**Task:**
Extract all of the entries and give them again, word for word.

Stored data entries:
--

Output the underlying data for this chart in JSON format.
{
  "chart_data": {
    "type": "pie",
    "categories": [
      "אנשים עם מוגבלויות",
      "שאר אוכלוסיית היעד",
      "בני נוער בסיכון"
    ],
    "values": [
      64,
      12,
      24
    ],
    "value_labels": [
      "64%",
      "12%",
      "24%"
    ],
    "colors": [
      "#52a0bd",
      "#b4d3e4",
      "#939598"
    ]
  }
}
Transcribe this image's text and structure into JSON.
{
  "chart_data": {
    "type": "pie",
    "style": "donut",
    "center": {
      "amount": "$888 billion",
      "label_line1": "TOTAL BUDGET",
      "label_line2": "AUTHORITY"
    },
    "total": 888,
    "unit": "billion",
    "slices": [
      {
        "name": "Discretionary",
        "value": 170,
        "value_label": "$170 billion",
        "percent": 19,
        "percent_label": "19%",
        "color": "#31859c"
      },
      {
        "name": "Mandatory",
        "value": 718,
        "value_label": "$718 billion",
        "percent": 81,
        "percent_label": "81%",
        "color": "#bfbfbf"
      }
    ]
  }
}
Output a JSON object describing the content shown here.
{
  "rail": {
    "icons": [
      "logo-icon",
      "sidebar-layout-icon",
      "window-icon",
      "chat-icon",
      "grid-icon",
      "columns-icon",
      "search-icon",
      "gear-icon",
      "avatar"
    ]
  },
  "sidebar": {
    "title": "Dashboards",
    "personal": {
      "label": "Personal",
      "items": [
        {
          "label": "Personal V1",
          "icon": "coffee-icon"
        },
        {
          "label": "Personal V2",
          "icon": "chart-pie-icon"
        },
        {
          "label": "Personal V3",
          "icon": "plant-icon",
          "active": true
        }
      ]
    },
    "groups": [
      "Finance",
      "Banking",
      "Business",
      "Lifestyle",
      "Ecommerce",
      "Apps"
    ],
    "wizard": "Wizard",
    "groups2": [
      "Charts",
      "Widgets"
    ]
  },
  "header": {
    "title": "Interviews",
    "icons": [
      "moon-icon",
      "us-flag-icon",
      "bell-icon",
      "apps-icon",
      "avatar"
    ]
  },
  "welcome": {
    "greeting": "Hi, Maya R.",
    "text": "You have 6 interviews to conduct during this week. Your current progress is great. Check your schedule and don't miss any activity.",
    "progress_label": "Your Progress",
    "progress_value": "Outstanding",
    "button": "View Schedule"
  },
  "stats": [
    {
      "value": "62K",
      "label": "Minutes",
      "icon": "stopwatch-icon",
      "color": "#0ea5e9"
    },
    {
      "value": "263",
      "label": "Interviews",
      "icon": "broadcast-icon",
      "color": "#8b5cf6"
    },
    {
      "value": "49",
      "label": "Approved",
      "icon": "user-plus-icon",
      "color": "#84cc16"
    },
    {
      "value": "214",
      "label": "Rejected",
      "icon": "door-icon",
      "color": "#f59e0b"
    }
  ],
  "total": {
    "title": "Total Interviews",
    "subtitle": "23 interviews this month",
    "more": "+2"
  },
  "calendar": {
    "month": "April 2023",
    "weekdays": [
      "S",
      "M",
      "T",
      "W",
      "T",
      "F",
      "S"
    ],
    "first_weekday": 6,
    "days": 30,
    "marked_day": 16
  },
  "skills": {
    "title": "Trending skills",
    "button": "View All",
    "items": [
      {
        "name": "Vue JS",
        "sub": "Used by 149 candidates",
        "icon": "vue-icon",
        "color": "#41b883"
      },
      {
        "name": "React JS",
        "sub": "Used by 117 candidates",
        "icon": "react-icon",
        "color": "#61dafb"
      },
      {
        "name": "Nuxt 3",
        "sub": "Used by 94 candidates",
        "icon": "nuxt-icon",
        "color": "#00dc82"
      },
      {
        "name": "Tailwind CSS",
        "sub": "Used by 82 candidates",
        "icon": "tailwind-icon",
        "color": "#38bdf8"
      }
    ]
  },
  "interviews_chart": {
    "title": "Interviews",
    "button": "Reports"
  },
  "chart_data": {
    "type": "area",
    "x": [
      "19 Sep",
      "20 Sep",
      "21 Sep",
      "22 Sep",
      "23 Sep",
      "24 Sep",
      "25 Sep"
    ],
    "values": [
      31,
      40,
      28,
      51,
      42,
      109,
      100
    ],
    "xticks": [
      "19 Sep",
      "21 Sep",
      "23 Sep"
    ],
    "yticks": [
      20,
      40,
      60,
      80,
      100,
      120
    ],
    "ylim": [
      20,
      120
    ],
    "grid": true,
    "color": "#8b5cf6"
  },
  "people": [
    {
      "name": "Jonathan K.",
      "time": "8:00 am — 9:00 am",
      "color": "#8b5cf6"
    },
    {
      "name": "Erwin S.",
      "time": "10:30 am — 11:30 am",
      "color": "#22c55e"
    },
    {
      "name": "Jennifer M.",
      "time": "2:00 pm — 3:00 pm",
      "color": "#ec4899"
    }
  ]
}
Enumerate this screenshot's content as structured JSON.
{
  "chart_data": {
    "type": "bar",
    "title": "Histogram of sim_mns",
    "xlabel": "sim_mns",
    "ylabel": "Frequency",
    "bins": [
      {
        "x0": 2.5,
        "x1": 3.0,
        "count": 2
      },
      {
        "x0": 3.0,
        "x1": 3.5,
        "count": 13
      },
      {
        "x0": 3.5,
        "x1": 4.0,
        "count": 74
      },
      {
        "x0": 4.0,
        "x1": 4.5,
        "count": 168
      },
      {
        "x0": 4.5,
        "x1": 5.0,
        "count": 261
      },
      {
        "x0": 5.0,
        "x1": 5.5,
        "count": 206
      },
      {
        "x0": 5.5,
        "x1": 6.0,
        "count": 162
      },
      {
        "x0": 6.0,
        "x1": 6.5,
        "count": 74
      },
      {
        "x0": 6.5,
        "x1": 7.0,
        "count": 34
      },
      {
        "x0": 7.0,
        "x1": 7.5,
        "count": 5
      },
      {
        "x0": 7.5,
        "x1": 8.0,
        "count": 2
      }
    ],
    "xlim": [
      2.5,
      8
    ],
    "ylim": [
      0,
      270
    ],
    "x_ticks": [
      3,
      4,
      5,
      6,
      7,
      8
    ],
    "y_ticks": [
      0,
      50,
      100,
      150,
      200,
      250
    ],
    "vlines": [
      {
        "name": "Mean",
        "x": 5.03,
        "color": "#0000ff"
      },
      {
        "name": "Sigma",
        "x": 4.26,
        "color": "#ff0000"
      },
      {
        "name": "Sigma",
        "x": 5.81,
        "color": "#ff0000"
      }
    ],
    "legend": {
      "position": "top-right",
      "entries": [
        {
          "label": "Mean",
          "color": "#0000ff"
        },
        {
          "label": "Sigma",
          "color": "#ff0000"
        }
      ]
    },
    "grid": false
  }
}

--

**Reply:**
Output the underlying data for this chart in JSON format.
{
  "chart_data": {
    "type": "pie",
    "categories": [
      "אנשים עם מוגבלויות",
      "שאר אוכלוסיית היעד",
      "בני נוער בסיכון"
    ],
    "values": [
      64,
      12,
      24
    ],
    "value_labels": [
      "64%",
      "12%",
      "24%"
    ],
    "colors": [
      "#52a0bd",
      "#b4d3e4",
      "#939598"
    ]
  }
}
Transcribe this image's text and structure into JSON.
{
  "chart_data": {
    "type": "pie",
    "style": "donut",
    "center": {
      "amount": "$888 billion",
      "label_line1": "TOTAL BUDGET",
      "label_line2": "AUTHORITY"
    },
    "total": 888,
    "unit": "billion",
    "slices": [
      {
        "name": "Discretionary",
        "value": 170,
        "value_label": "$170 billion",
        "percent": 19,
        "percent_label": "19%",
        "color": "#31859c"
      },
      {
        "name": "Mandatory",
        "value": 718,
        "value_label": "$718 billion",
        "percent": 81,
        "percent_label": "81%",
        "color": "#bfbfbf"
      }
    ]
  }
}
Output a JSON object describing the content shown here.
{
  "rail": {
    "icons": [
      "logo-icon",
      "sidebar-layout-icon",
      "window-icon",
      "chat-icon",
      "grid-icon",
      "columns-icon",
      "search-icon",
      "gear-icon",
      "avatar"
    ]
  },
  "sidebar": {
    "title": "Dashboards",
    "personal": {
      "label": "Personal",
      "items": [
        {
          "label": "Personal V1",
          "icon": "coffee-icon"
        },
        {
          "label": "Personal V2",
          "icon": "chart-pie-icon"
        },
        {
          "label": "Personal V3",
          "icon": "plant-icon",
          "active": true
        }
      ]
    },
    "groups": [
      "Finance",
      "Banking",
      "Business",
      "Lifestyle",
      "Ecommerce",
      "Apps"
    ],
    "wizard": "Wizard",
    "groups2": [
      "Charts",
      "Widgets"
    ]
  },
  "header": {
    "title": "Interviews",
    "icons": [
      "moon-icon",
      "us-flag-icon",
      "bell-icon",
      "apps-icon",
      "avatar"
    ]
  },
  "welcome": {
    "greeting": "Hi, Maya R.",
    "text": "You have 6 interviews to conduct during this week. Your current progress is great. Check your schedule and don't miss any activity.",
    "progress_label": "Your Progress",
    "progress_value": "Outstanding",
    "button": "View Schedule"
  },
  "stats": [
    {
      "value": "62K",
      "label": "Minutes",
      "icon": "stopwatch-icon",
      "color": "#0ea5e9"
    },
    {
      "value": "263",
      "label": "Interviews",
      "icon": "broadcast-icon",
      "color": "#8b5cf6"
    },
    {
      "value": "49",
      "label": "Approved",
      "icon": "user-plus-icon",
      "color": "#84cc16"
    },
    {
      "value": "214",
      "label": "Rejected",
      "icon": "door-icon",
      "color": "#f59e0b"
    }
  ],
  "total": {
    "title": "Total Interviews",
    "subtitle": "23 interviews this month",
    "more": "+2"
  },
  "calendar": {
    "month": "April 2023",
    "weekdays": [
      "S",
      "M",
      "T",
      "W",
      "T",
      "F",
      "S"
    ],
    "first_weekday": 6,
    "days": 30,
    "marked_day": 16
  },
  "skills": {
    "title": "Trending skills",
    "button": "View All",
    "items": [
      {
        "name": "Vue JS",
        "sub": "Used by 149 candidates",
        "icon": "vue-icon",
        "color": "#41b883"
      },
      {
        "name": "React JS",
        "sub": "Used by 117 candidates",
        "icon": "react-icon",
        "color": "#61dafb"
      },
      {
        "name": "Nuxt 3",
        "sub": "Used by 94 candidates",
        "icon": "nuxt-icon",
        "color": "#00dc82"
      },
      {
        "name": "Tailwind CSS",
        "sub": "Used by 82 candidates",
        "icon": "tailwind-icon",
        "color": "#38bdf8"
      }
    ]
  },
  "interviews_chart": {
    "title": "Interviews",
    "button": "Reports"
  },
  "chart_data": {
    "type": "area",
    "x": [
      "19 Sep",
      "20 Sep",
      "21 Sep",
      "22 Sep",
      "23 Sep",
      "24 Sep",
      "25 Sep"
    ],
    "values": [
      31,
      40,
      28,
      51,
      42,
      109,
      100
    ],
    "xticks": [
      "19 Sep",
      "21 Sep",
      "23 Sep"
    ],
    "yticks": [
      20,
      40,
      60,
      80,
      100,
      120
    ],
    "ylim": [
      20,
      120
    ],
    "grid": true,
    "color": "#8b5cf6"
  },
  "people": [
    {
      "name": "Jonathan K.",
      "time": "8:00 am — 9:00 am",
      "color": "#8b5cf6"
    },
    {
      "name": "Erwin S.",
      "time": "10:30 am — 11:30 am",
      "color": "#22c55e"
    },
    {
      "name": "Jennifer M.",
      "time": "2:00 pm — 3:00 pm",
      "color": "#ec4899"
    }
  ]
}
Enumerate this screenshot's content as structured JSON.
{
  "chart_data": {
    "type": "bar",
    "title": "Histogram of sim_mns",
    "xlabel": "sim_mns",
    "ylabel": "Frequency",
    "bins": [
      {
        "x0": 2.5,
        "x1": 3.0,
        "count": 2
      },
      {
        "x0": 3.0,
        "x1": 3.5,
        "count": 13
      },
      {
        "x0": 3.5,
        "x1": 4.0,
        "count": 74
      },
      {
        "x0": 4.0,
        "x1": 4.5,
        "count": 168
      },
      {
        "x0": 4.5,
        "x1": 5.0,
        "count": 261
      },
      {
        "x0": 5.0,
        "x1": 5.5,
        "count": 206
      },
      {
        "x0": 5.5,
        "x1": 6.0,
        "count": 162
      },
      {
        "x0": 6.0,
        "x1": 6.5,
        "count": 74
      },
      {
        "x0": 6.5,
        "x1": 7.0,
        "count": 34
      },
      {
        "x0": 7.0,
        "x1": 7.5,
        "count": 5
      },
      {
        "x0": 7.5,
        "x1": 8.0,
        "count": 2
      }
    ],
    "xlim": [
      2.5,
      8
    ],
    "ylim": [
      0,
      270
    ],
    "x_ticks": [
      3,
      4,
      5,
      6,
      7,
      8
    ],
    "y_ticks": [
      0,
      50,
      100,
      150,
      200,
      250
    ],
    "vlines": [
      {
        "name": "Mean",
        "x": 5.03,
        "color": "#0000ff"
      },
      {
        "name": "Sigma",
        "x": 4.26,
        "color": "#ff0000"
      },
      {
        "name": "Sigma",
        "x": 5.81,
        "color": "#ff0000"
      }
    ],
    "legend": {
      "position": "top-right",
      "entries": [
        {
          "label": "Mean",
          "color": "#0000ff"
        },
        {
          "label": "Sigma",
          "color": "#ff0000"
        }
      ]
    },
    "grid": false
  }
}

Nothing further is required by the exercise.